_What this task involves_
Report every line of the data that includes "Breakdown".

======

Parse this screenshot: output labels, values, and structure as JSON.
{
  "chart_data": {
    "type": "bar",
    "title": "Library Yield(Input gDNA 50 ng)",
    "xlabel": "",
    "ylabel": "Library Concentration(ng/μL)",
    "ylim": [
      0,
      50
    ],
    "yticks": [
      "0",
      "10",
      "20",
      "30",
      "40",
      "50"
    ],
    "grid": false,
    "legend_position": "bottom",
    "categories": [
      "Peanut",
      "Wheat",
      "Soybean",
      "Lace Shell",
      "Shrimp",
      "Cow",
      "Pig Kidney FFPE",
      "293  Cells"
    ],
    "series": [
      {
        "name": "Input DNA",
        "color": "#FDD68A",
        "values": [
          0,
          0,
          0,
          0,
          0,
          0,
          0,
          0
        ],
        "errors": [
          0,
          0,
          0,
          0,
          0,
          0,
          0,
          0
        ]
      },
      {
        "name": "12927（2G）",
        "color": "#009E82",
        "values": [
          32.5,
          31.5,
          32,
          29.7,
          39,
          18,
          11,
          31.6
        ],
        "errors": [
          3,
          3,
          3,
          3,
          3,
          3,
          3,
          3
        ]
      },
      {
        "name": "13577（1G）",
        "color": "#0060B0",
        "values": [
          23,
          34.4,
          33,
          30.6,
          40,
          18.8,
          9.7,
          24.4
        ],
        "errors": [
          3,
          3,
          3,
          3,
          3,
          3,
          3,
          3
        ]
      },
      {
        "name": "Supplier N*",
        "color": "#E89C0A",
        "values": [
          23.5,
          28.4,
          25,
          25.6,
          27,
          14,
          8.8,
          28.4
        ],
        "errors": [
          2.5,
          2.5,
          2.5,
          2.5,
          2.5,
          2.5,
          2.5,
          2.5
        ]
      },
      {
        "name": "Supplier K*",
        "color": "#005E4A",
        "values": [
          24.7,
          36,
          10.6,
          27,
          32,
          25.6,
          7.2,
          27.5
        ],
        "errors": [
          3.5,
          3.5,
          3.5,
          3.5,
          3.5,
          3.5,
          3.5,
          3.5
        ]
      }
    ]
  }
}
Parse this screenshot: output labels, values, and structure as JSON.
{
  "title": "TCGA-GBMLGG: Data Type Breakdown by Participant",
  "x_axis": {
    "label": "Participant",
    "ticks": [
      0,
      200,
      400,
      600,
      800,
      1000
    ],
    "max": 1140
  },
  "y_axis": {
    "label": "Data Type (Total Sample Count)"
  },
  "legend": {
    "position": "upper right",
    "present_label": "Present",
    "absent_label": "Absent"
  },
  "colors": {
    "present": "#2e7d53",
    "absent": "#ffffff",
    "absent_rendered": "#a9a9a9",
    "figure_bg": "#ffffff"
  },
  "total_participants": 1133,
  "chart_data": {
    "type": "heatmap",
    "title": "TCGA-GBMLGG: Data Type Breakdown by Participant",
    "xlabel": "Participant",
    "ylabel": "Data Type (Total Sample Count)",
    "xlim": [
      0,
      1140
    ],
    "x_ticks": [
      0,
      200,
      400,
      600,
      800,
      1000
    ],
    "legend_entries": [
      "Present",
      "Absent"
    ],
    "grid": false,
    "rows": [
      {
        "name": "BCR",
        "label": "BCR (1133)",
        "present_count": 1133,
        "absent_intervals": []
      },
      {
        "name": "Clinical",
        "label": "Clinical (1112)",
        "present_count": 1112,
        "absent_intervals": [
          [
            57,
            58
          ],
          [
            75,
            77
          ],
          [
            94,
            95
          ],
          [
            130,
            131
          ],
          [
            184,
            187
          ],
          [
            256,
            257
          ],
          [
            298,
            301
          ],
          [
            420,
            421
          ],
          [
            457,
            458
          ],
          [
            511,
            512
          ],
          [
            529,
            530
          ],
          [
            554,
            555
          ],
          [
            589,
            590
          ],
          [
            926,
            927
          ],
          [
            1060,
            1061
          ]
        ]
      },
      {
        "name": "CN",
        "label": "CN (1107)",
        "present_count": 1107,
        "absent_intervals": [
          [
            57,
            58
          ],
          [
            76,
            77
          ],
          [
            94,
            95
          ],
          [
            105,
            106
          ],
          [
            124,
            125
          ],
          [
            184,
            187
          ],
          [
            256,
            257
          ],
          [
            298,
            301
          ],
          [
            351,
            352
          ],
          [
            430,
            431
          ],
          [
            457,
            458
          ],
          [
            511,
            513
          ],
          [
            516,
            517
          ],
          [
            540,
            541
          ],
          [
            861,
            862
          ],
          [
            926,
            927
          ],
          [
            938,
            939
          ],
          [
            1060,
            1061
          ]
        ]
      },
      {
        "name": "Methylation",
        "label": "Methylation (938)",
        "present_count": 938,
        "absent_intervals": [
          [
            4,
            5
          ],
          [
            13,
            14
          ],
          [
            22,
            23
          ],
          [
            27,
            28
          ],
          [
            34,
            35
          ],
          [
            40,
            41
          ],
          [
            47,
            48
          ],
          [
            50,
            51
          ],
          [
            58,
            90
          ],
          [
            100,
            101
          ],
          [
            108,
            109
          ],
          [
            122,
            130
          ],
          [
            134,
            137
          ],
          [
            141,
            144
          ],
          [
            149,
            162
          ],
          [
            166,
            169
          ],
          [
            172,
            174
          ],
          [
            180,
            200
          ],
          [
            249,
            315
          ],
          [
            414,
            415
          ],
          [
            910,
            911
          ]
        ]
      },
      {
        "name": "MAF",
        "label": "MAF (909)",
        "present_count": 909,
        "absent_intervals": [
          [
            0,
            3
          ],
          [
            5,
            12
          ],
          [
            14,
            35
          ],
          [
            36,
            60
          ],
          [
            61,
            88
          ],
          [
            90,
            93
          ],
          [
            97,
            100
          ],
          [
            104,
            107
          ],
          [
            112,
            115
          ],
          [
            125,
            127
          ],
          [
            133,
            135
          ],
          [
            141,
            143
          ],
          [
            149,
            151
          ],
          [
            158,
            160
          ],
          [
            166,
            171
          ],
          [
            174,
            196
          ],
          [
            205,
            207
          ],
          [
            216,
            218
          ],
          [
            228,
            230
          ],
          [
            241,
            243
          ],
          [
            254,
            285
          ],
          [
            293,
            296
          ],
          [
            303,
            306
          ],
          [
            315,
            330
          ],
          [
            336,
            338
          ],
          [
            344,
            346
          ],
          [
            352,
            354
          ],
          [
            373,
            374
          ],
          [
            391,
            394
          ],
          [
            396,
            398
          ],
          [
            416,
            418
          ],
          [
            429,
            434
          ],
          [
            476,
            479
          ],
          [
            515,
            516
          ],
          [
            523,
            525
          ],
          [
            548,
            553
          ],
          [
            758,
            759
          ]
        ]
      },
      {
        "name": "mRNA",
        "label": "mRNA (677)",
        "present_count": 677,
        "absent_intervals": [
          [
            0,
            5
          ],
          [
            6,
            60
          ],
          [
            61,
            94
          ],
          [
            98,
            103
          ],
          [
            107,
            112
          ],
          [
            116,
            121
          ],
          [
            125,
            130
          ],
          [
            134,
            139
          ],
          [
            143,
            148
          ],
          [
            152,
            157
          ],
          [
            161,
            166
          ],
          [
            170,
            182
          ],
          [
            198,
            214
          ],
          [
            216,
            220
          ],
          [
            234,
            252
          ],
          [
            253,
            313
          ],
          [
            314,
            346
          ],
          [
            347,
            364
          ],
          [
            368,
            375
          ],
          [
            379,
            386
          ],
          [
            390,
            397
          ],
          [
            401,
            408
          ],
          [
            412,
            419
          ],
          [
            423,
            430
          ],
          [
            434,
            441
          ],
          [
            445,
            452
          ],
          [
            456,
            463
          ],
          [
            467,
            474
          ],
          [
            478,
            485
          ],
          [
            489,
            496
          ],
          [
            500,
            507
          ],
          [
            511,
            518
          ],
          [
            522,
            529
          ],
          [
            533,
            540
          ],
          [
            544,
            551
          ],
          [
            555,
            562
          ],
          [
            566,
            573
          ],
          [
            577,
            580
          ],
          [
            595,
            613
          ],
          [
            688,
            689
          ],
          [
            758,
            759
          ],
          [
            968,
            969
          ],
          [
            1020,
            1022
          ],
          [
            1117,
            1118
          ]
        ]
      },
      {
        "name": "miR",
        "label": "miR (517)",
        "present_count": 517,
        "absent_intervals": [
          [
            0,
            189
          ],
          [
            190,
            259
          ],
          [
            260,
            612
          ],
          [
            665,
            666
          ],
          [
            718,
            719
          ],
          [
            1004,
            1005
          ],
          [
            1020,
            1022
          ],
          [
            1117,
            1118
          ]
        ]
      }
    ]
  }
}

======

_Solution for this problem_
  "title": "TCGA-GBMLGG: Data Type Breakdown by Participant",
    "title": "TCGA-GBMLGG: Data Type Breakdown by Participant",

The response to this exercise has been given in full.